▸ Set task
Using the records provided below, locate and copy each line that contains the word "Camera".
──────── Material supplied
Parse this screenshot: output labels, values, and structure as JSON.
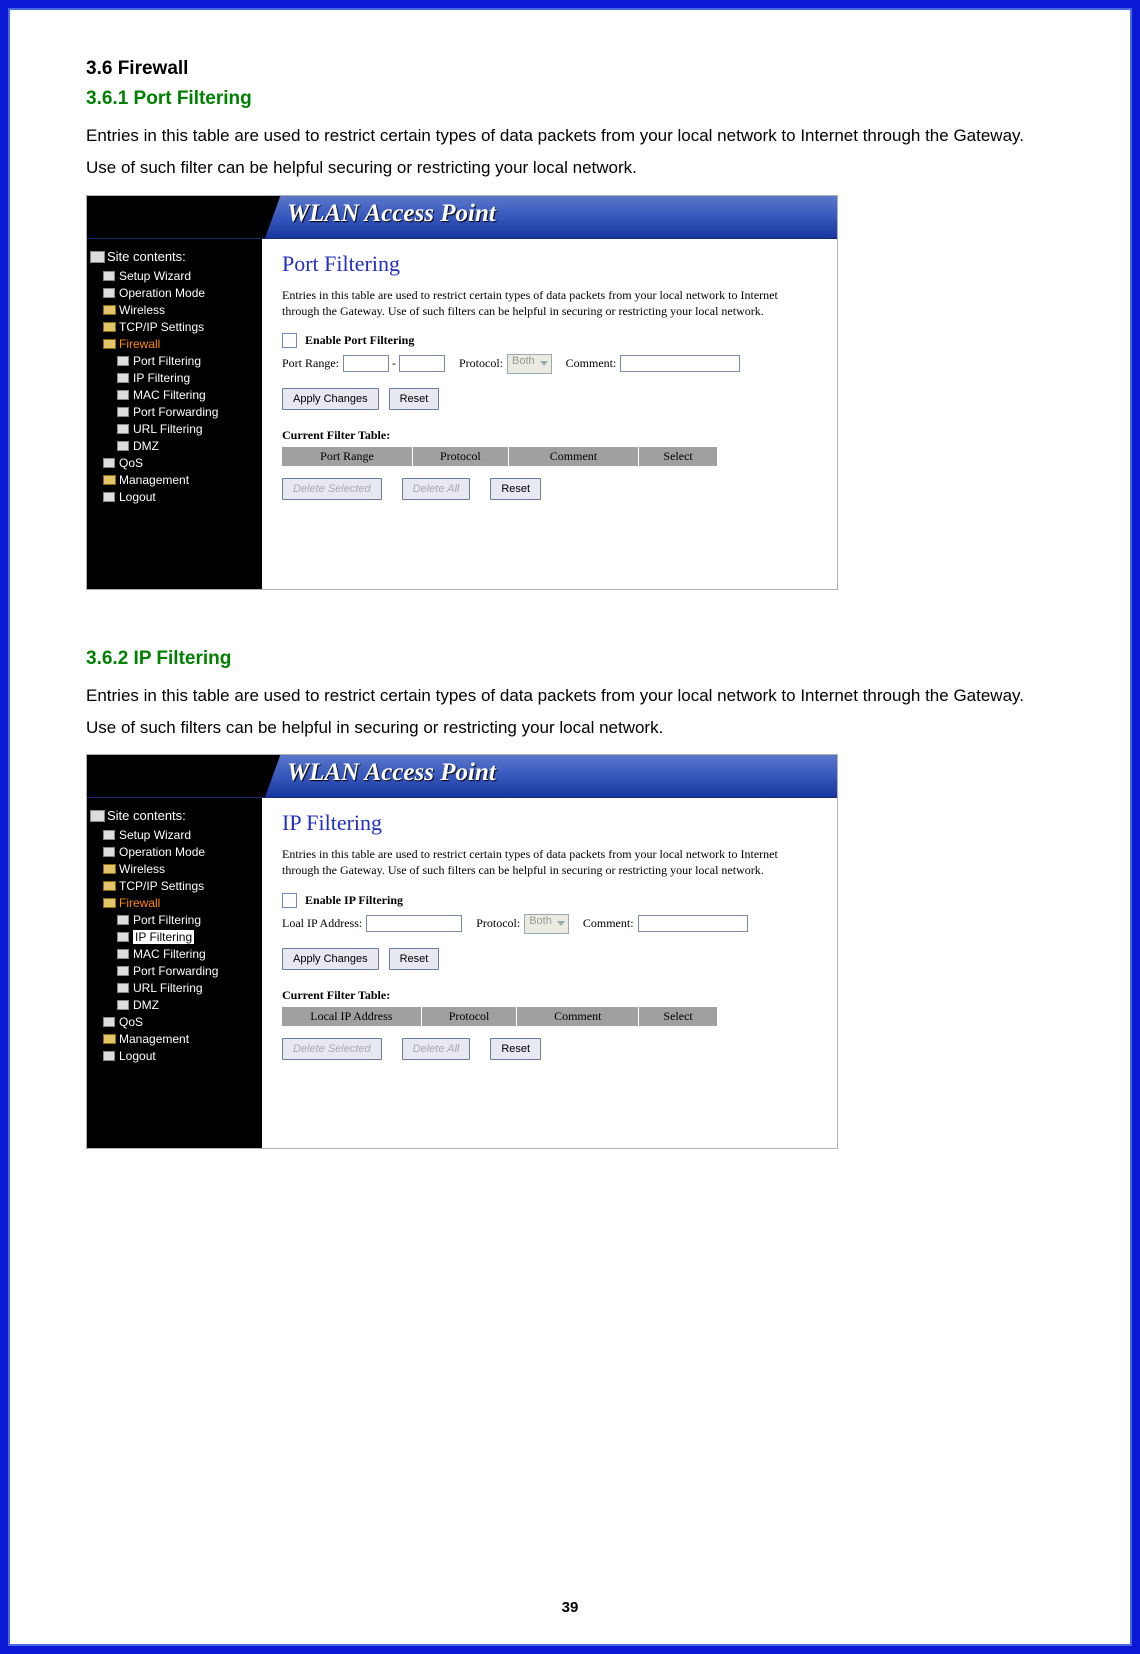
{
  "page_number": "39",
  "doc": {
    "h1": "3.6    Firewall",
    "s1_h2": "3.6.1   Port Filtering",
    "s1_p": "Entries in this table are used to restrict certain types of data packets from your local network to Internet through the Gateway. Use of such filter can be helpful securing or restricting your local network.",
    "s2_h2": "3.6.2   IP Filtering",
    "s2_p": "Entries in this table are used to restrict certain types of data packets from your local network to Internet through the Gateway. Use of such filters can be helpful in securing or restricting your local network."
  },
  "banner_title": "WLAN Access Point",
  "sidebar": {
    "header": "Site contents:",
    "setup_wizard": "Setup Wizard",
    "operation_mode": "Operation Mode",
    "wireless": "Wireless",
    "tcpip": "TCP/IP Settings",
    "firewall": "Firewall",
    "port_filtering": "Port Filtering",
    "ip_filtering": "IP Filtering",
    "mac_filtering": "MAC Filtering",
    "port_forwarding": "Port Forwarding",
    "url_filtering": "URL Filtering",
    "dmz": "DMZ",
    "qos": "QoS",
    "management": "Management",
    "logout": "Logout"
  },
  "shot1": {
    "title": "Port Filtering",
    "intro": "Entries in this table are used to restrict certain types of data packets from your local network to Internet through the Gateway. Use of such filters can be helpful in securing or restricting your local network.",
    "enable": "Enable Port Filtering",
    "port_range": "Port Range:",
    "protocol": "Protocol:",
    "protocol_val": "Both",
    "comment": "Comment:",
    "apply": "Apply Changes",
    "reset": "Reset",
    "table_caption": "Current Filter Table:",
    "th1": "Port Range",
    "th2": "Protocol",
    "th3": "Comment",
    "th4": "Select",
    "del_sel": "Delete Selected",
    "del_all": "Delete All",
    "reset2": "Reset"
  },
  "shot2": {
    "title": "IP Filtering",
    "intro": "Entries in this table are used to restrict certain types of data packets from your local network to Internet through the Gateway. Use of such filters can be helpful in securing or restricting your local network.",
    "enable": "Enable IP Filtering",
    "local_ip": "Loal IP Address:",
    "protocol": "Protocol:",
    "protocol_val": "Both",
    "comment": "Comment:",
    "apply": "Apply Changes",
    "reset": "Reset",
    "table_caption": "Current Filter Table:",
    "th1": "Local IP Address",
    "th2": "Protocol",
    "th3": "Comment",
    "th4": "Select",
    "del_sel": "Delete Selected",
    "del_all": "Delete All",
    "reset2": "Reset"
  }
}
────────────────
──────── Material supplied
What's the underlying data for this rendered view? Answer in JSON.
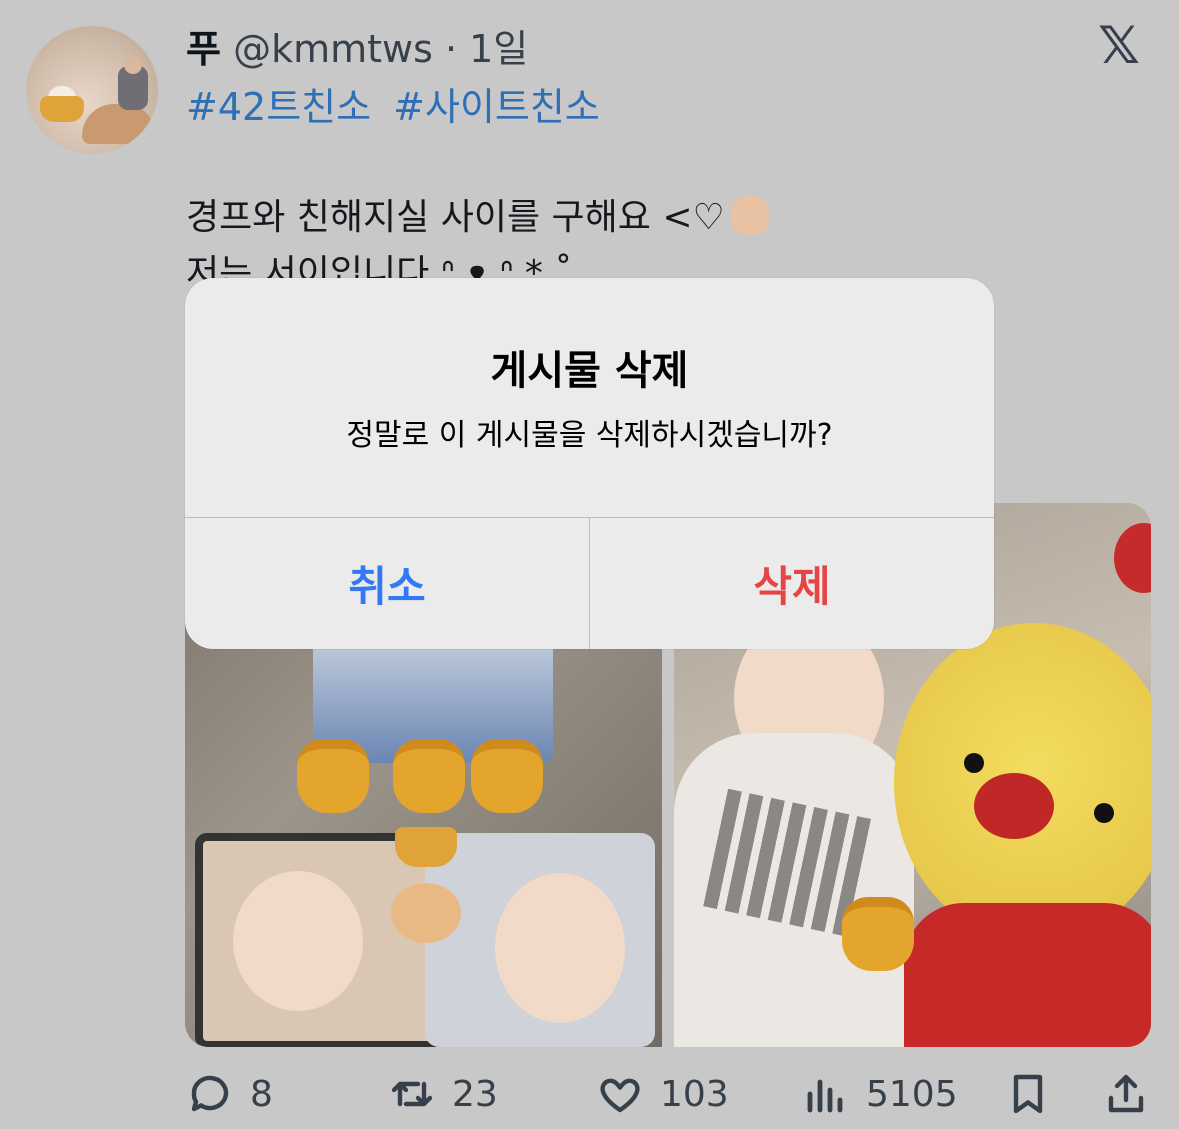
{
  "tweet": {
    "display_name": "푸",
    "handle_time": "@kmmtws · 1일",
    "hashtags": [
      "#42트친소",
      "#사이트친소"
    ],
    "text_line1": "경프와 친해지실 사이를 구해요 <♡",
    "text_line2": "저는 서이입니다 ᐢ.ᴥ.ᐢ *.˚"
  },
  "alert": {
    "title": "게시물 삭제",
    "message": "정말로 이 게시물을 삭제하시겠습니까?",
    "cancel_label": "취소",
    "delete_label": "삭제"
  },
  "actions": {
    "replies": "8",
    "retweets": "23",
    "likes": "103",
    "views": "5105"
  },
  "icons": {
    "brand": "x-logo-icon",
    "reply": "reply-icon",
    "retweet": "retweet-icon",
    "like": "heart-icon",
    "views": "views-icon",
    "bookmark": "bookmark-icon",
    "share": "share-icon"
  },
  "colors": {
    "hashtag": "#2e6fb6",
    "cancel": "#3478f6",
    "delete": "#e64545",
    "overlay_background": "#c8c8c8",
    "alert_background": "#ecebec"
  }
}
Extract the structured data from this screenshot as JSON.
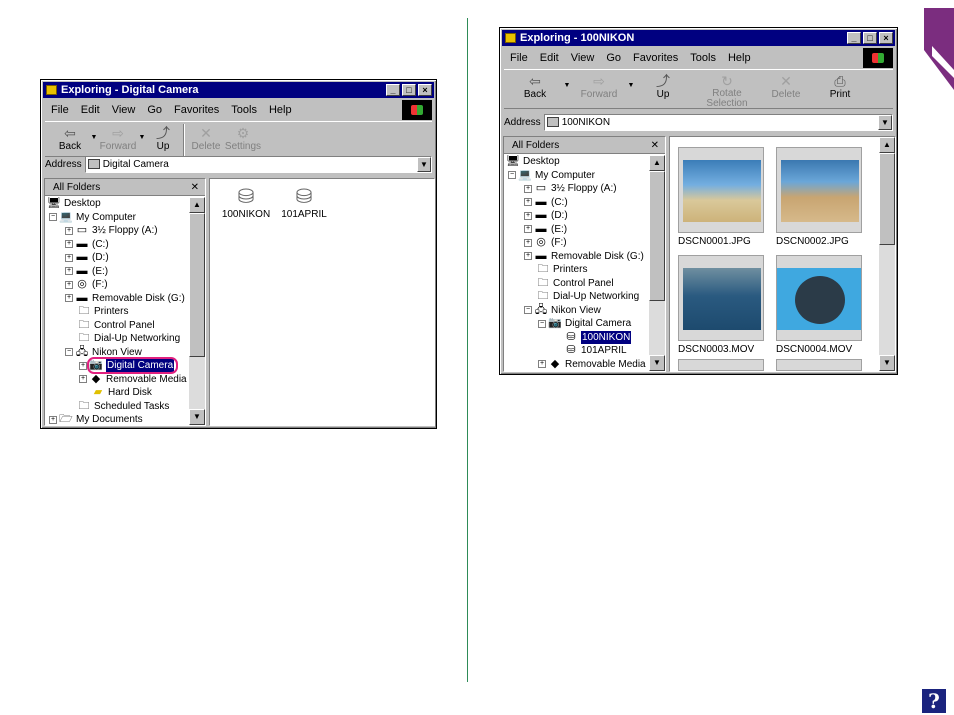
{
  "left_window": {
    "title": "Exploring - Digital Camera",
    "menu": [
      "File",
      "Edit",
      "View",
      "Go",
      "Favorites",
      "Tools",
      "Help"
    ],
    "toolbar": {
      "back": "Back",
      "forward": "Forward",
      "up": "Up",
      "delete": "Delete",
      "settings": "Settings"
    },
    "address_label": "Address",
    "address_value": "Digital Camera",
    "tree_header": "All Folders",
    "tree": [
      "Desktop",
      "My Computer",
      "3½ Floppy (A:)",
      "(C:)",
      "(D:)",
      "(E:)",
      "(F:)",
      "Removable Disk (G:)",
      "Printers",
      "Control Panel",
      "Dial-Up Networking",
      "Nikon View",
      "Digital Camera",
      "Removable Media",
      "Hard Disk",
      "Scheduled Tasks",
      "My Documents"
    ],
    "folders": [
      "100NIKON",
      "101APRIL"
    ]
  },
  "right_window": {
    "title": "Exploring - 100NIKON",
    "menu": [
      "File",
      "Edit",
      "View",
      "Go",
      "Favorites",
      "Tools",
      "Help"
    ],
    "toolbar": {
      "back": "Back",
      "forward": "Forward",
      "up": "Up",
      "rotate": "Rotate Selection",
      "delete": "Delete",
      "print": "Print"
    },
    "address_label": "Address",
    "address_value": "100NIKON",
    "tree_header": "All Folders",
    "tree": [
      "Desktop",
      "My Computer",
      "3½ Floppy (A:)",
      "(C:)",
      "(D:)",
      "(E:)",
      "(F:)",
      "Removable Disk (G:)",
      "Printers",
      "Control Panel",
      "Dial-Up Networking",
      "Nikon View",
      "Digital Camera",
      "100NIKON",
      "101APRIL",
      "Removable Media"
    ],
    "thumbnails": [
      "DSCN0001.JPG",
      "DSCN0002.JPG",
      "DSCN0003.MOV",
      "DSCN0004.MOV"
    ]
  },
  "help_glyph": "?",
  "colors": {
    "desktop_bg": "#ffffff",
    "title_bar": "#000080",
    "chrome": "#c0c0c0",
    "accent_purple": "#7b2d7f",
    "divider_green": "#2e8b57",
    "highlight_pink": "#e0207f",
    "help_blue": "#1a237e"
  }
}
────────────────
▸ Task solution
    "title": "Exploring - Digital Camera",
    "address_value": "Digital Camera",
      "Digital Camera",
      "Digital Camera",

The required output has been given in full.